* **Exercise task**:
Find the lines below that contain the string "screenshot". Copy each one.
=== Record excerpts ===
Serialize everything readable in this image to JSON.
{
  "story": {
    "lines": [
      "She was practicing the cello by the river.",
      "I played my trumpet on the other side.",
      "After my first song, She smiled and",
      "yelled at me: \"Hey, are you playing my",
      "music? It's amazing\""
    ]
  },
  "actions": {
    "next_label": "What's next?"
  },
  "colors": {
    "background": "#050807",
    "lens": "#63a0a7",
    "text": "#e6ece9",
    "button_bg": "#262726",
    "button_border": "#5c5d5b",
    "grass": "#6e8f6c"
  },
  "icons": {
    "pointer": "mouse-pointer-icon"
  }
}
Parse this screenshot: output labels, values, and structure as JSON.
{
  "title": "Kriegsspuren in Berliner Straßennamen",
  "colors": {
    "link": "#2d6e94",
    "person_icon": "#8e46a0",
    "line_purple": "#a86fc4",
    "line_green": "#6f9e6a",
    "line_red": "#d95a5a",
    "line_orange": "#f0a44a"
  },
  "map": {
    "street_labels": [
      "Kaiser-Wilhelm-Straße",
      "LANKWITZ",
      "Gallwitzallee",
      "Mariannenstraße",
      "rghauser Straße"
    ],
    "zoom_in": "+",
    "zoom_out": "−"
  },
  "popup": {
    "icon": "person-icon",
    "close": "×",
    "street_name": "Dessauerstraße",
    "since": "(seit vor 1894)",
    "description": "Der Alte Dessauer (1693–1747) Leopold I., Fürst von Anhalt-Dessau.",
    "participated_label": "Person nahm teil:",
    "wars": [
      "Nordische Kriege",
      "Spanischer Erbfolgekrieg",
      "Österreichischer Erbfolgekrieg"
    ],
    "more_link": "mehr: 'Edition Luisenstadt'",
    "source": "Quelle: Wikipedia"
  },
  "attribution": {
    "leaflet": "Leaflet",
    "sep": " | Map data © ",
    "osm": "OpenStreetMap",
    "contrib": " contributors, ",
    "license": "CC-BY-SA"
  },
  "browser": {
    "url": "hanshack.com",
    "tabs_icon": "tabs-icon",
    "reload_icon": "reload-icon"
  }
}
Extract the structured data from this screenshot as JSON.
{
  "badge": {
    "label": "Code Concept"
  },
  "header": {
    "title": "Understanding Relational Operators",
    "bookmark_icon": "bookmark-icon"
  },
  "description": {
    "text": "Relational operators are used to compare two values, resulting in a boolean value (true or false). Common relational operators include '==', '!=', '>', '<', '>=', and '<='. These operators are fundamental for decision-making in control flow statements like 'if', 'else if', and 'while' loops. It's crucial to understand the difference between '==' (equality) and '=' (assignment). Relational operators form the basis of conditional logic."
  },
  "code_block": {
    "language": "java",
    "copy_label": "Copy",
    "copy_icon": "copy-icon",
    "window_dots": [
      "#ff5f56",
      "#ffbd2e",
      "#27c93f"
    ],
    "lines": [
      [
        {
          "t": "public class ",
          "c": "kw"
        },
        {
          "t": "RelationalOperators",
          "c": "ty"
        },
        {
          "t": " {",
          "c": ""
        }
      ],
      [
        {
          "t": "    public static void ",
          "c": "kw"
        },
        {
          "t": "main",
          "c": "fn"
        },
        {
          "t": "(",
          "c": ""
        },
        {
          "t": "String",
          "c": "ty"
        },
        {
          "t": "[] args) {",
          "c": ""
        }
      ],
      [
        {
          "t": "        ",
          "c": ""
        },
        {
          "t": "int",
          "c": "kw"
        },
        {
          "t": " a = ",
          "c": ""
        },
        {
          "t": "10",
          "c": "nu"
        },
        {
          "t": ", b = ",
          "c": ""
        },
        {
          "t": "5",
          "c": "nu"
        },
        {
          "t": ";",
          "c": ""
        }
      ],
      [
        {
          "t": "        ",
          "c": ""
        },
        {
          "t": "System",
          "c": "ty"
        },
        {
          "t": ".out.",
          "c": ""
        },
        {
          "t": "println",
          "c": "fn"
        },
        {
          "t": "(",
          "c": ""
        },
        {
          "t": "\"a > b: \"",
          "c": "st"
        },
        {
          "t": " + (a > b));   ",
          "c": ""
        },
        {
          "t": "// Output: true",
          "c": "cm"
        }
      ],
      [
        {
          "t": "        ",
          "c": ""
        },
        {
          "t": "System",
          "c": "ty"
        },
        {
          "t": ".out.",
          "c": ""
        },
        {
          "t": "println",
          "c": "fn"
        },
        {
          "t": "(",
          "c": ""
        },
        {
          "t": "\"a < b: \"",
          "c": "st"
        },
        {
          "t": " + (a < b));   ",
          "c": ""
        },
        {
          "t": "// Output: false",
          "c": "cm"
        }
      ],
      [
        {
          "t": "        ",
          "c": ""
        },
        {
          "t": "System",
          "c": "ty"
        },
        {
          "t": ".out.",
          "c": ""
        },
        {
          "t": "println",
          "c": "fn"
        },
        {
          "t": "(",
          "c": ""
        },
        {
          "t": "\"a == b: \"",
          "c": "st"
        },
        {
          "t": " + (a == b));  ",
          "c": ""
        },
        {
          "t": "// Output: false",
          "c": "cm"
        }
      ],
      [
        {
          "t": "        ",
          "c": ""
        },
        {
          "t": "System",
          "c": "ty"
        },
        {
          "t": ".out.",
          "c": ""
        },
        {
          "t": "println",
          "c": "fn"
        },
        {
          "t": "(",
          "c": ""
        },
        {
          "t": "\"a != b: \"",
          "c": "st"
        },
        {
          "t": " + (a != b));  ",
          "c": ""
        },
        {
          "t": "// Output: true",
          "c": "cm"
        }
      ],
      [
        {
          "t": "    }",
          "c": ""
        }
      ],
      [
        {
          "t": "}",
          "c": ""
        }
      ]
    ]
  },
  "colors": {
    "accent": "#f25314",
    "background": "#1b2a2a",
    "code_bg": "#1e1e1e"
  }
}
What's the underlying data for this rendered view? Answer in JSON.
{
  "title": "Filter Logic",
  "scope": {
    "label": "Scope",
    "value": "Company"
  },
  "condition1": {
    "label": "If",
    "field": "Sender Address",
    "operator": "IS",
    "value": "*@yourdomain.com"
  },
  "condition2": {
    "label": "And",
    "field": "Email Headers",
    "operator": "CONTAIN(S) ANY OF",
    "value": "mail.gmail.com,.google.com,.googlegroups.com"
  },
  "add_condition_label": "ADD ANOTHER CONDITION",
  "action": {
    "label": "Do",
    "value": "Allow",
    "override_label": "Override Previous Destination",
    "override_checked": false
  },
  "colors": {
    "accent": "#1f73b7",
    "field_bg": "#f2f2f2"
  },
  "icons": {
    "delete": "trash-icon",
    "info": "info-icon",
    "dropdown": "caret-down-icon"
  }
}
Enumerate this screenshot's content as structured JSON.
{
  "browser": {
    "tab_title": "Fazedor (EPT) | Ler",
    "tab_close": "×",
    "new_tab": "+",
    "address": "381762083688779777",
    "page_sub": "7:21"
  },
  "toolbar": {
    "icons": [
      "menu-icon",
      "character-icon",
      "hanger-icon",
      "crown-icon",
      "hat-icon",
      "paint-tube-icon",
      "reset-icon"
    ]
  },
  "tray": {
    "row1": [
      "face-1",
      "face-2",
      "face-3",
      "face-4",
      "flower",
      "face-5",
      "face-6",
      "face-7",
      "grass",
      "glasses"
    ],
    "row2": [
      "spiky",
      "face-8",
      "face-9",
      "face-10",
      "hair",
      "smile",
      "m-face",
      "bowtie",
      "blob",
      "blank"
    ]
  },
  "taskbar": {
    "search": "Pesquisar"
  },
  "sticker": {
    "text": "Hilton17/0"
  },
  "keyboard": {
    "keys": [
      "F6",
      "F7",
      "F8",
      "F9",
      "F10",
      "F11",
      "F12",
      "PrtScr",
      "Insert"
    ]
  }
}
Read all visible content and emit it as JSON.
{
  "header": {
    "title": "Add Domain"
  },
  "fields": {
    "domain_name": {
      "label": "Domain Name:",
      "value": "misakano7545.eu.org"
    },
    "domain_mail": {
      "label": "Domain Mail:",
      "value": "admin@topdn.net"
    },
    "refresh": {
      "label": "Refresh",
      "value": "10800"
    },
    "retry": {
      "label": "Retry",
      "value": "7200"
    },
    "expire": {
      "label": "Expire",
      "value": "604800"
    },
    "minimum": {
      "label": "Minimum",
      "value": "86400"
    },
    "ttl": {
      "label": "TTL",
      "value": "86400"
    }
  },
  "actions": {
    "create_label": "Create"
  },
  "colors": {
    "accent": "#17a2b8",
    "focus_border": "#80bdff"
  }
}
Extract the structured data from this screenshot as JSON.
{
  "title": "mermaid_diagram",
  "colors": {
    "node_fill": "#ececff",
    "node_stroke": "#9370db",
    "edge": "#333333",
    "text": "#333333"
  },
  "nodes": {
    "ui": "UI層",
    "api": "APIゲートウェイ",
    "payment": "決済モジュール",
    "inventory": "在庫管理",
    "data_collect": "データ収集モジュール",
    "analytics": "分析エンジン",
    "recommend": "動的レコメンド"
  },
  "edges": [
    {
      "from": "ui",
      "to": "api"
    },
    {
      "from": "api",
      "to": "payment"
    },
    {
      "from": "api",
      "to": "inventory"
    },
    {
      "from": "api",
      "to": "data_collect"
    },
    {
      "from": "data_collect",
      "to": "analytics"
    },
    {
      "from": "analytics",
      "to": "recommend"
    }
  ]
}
===
* **Answer below**:
Parse this screenshot: output labels, values, and structure as JSON.
Extract the structured data from this screenshot as JSON.
Enumerate this screenshot's content as structured JSON.
Extract the structured data from this screenshot as JSON.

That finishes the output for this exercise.